Reproduce the listing below exactly, minus its pictures.

┌─ Data shown

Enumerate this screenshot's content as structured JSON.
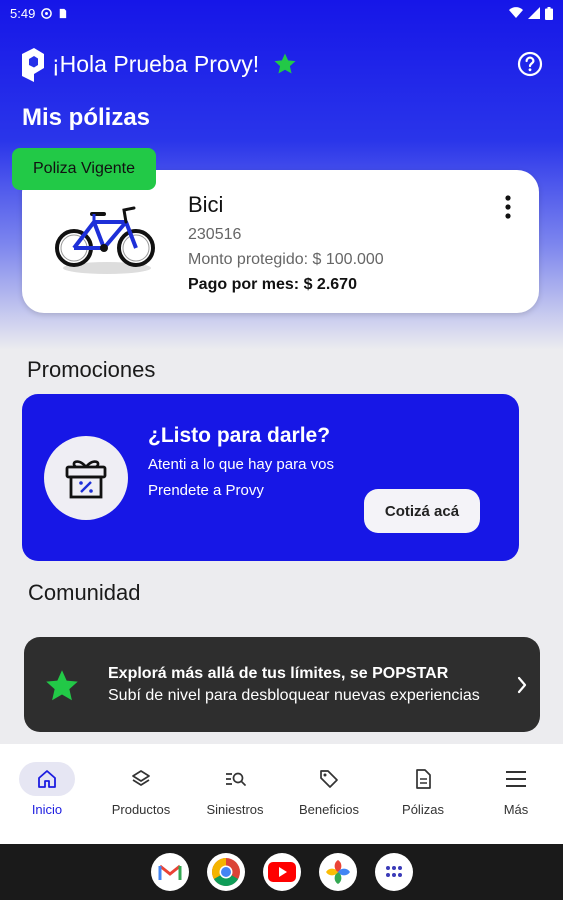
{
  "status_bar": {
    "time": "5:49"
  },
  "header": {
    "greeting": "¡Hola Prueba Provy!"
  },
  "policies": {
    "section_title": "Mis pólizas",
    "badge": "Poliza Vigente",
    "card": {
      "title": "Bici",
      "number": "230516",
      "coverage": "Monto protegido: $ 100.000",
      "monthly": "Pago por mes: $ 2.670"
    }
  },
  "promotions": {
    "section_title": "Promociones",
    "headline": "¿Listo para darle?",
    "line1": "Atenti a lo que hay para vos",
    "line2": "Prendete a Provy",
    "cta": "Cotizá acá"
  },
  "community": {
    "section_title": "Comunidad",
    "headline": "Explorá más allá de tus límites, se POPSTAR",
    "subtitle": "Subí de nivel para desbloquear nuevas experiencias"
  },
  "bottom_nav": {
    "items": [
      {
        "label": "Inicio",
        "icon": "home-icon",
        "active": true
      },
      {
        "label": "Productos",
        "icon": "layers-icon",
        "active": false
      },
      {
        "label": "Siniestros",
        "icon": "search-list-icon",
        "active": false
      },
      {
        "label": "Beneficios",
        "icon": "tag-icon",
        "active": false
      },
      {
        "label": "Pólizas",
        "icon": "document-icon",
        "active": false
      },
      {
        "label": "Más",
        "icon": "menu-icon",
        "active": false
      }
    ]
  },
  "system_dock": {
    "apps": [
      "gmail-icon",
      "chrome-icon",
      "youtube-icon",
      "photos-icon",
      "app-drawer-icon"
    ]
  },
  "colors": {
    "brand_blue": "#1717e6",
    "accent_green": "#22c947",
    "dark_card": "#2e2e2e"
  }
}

└─

_The reply_
Enumerate this screenshot's content as structured JSON.
{
  "status_bar": {
    "time": "5:49"
  },
  "header": {
    "greeting": "¡Hola Prueba Provy!"
  },
  "policies": {
    "section_title": "Mis pólizas",
    "badge": "Poliza Vigente",
    "card": {
      "title": "Bici",
      "number": "230516",
      "coverage": "Monto protegido: $ 100.000",
      "monthly": "Pago por mes: $ 2.670"
    }
  },
  "promotions": {
    "section_title": "Promociones",
    "headline": "¿Listo para darle?",
    "line1": "Atenti a lo que hay para vos",
    "line2": "Prendete a Provy",
    "cta": "Cotizá acá"
  },
  "community": {
    "section_title": "Comunidad",
    "headline": "Explorá más allá de tus límites, se POPSTAR",
    "subtitle": "Subí de nivel para desbloquear nuevas experiencias"
  },
  "bottom_nav": {
    "items": [
      {
        "label": "Inicio",
        "icon": "home-icon",
        "active": true
      },
      {
        "label": "Productos",
        "icon": "layers-icon",
        "active": false
      },
      {
        "label": "Siniestros",
        "icon": "search-list-icon",
        "active": false
      },
      {
        "label": "Beneficios",
        "icon": "tag-icon",
        "active": false
      },
      {
        "label": "Pólizas",
        "icon": "document-icon",
        "active": false
      },
      {
        "label": "Más",
        "icon": "menu-icon",
        "active": false
      }
    ]
  },
  "system_dock": {
    "apps": [
      "gmail-icon",
      "chrome-icon",
      "youtube-icon",
      "photos-icon",
      "app-drawer-icon"
    ]
  },
  "colors": {
    "brand_blue": "#1717e6",
    "accent_green": "#22c947",
    "dark_card": "#2e2e2e"
  }
}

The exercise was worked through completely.